-- Start of DATA TO PROCESS --

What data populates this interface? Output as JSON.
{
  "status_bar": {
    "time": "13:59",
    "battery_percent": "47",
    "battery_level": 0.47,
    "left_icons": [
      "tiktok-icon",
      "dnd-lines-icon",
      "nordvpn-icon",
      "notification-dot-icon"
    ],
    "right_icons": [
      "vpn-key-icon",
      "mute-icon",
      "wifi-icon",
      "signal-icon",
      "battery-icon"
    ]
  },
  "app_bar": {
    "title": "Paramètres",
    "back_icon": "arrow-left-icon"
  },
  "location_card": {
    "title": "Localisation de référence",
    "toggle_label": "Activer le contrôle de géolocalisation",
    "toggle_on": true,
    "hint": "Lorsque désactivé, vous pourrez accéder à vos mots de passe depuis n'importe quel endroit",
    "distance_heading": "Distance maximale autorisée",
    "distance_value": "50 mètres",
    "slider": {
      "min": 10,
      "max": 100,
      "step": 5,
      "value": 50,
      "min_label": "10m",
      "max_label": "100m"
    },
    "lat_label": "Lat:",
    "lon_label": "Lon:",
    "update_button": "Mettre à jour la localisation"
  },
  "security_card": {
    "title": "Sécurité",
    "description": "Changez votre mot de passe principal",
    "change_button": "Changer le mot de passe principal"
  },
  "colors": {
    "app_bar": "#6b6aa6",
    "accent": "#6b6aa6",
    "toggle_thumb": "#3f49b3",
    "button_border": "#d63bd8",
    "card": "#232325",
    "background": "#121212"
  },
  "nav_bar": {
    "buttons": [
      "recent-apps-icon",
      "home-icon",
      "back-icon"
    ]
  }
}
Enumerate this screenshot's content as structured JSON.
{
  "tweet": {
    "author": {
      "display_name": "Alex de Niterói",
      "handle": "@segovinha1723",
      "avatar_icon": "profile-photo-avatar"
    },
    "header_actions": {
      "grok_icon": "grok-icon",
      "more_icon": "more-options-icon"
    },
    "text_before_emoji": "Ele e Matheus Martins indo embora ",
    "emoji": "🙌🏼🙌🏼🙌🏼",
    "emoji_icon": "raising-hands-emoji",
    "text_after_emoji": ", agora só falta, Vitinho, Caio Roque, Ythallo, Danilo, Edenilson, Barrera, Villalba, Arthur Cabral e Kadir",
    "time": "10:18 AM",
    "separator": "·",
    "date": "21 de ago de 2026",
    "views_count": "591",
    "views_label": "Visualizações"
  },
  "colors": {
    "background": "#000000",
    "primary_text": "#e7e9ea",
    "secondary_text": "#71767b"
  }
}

-- End of DATA TO PROCESS --

EXERCISE TASK: Above are the records; copy exactly the lines from the one with "Enumerate this screenshot's" through the final line.

ANSWER IN FULL:
Enumerate this screenshot's content as structured JSON.
{
  "tweet": {
    "author": {
      "display_name": "Alex de Niterói",
      "handle": "@segovinha1723",
      "avatar_icon": "profile-photo-avatar"
    },
    "header_actions": {
      "grok_icon": "grok-icon",
      "more_icon": "more-options-icon"
    },
    "text_before_emoji": "Ele e Matheus Martins indo embora ",
    "emoji": "🙌🏼🙌🏼🙌🏼",
    "emoji_icon": "raising-hands-emoji",
    "text_after_emoji": ", agora só falta, Vitinho, Caio Roque, Ythallo, Danilo, Edenilson, Barrera, Villalba, Arthur Cabral e Kadir",
    "time": "10:18 AM",
    "separator": "·",
    "date": "21 de ago de 2026",
    "views_count": "591",
    "views_label": "Visualizações"
  },
  "colors": {
    "background": "#000000",
    "primary_text": "#e7e9ea",
    "secondary_text": "#71767b"
  }
}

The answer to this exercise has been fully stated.